◆ **Goal**
Carry none of the pictures over; set down the material below exactly.

◆ **Exercise input**
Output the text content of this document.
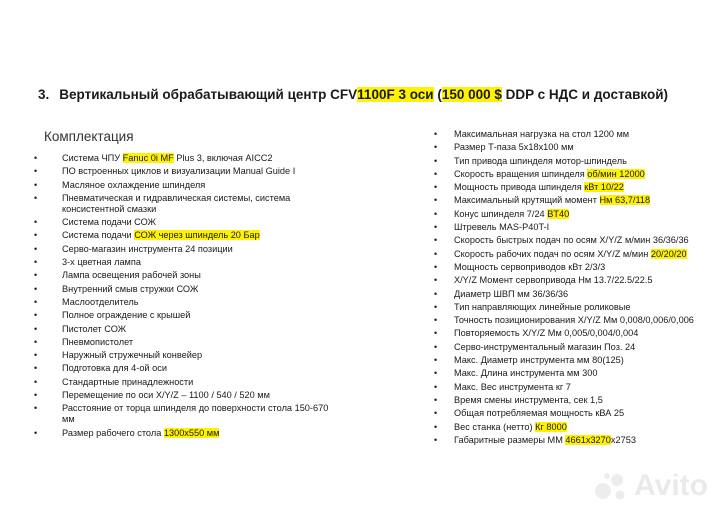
3. Вертикальный обрабатывающий центр CFV1100F 3 оси (150 000 $ DDP с НДС и доставкой)
Комплектация
• Система ЧПУ Fanuc 0i MF Plus 3, включая AICC2
• ПО встроенных циклов и визуализации Manual Guide I
• Масляное охлаждение шпинделя
• Пневматическая и гидравлическая системы, система консистентной смазки
• Система подачи СОЖ
• Система подачи СОЖ через шпиндель 20 Бар
• Серво-магазин инструмента 24 позиции
• 3-х цветная лампа
• Лампа освещения рабочей зоны
• Внутренний смыв стружки СОЖ
• Маслоотделитель
• Полное ограждение с крышей
• Пистолет СОЖ
• Пневмопистолет
• Наружный стружечный конвейер
• Подготовка для 4-ой оси
• Стандартные принадлежности
• Перемещение по оси X/Y/Z – 1100 / 540 / 520 мм
• Расстояние от торца шпинделя до поверхности стола 150-670 мм
• Размер рабочего стола 1300x550 мм
• Максимальная нагрузка на стол 1200 мм
• Размер Т-паза 5x18x100 мм
• Тип привода шпинделя мотор-шпиндель
• Скорость вращения шпинделя об/мин 12000
• Мощность привода шпинделя кВт 10/22
• Максимальный крутящий момент Нм 63,7/118
• Конус шпинделя 7/24 BT40
• Штревель MAS-P40T-I
• Скорость быстрых подач по осям X/Y/Z м/мин 36/36/36
• Скорость рабочих подач по осям X/Y/Z м/мин 20/20/20
• Мощность сервоприводов кВт 2/3/3
• X/Y/Z Момент сервопривода Нм 13.7/22.5/22.5
• Диаметр ШВП мм 36/36/36
• Тип направляющих линейные роликовые
• Точность позиционирования X/Y/Z Мм 0,008/0,006/0,006
• Повторяемость X/Y/Z Мм 0,005/0,004/0,004
• Серво-инструментальный магазин Поз. 24
• Макс. Диаметр инструмента мм 80(125)
• Макс. Длина инструмента мм 300
• Макс. Вес инструмента кг 7
• Время смены инструмента, сек 1,5
• Общая потребляемая мощность кВА 25
• Вес станка (нетто) Кг 8000
• Габаритные размеры ММ 4661x3270x2753
Avito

◆ **Solution**
Output the text content of this document.
3. Вертикальный обрабатывающий центр CFV1100F 3 оси (150 000 $ DDP с НДС и доставкой)
Комплектация
• Система ЧПУ Fanuc 0i MF Plus 3, включая AICC2
• ПО встроенных циклов и визуализации Manual Guide I
• Масляное охлаждение шпинделя
• Пневматическая и гидравлическая системы, система консистентной смазки
• Система подачи СОЖ
• Система подачи СОЖ через шпиндель 20 Бар
• Серво-магазин инструмента 24 позиции
• 3-х цветная лампа
• Лампа освещения рабочей зоны
• Внутренний смыв стружки СОЖ
• Маслоотделитель
• Полное ограждение с крышей
• Пистолет СОЖ
• Пневмопистолет
• Наружный стружечный конвейер
• Подготовка для 4-ой оси
• Стандартные принадлежности
• Перемещение по оси X/Y/Z – 1100 / 540 / 520 мм
• Расстояние от торца шпинделя до поверхности стола 150-670 мм
• Размер рабочего стола 1300x550 мм
• Максимальная нагрузка на стол 1200 мм
• Размер Т-паза 5x18x100 мм
• Тип привода шпинделя мотор-шпиндель
• Скорость вращения шпинделя об/мин 12000
• Мощность привода шпинделя кВт 10/22
• Максимальный крутящий момент Нм 63,7/118
• Конус шпинделя 7/24 BT40
• Штревель MAS-P40T-I
• Скорость быстрых подач по осям X/Y/Z м/мин 36/36/36
• Скорость рабочих подач по осям X/Y/Z м/мин 20/20/20
• Мощность сервоприводов кВт 2/3/3
• X/Y/Z Момент сервопривода Нм 13.7/22.5/22.5
• Диаметр ШВП мм 36/36/36
• Тип направляющих линейные роликовые
• Точность позиционирования X/Y/Z Мм 0,008/0,006/0,006
• Повторяемость X/Y/Z Мм 0,005/0,004/0,004
• Серво-инструментальный магазин Поз. 24
• Макс. Диаметр инструмента мм 80(125)
• Макс. Длина инструмента мм 300
• Макс. Вес инструмента кг 7
• Время смены инструмента, сек 1,5
• Общая потребляемая мощность кВА 25
• Вес станка (нетто) Кг 8000
• Габаритные размеры ММ 4661x3270x2753
Avito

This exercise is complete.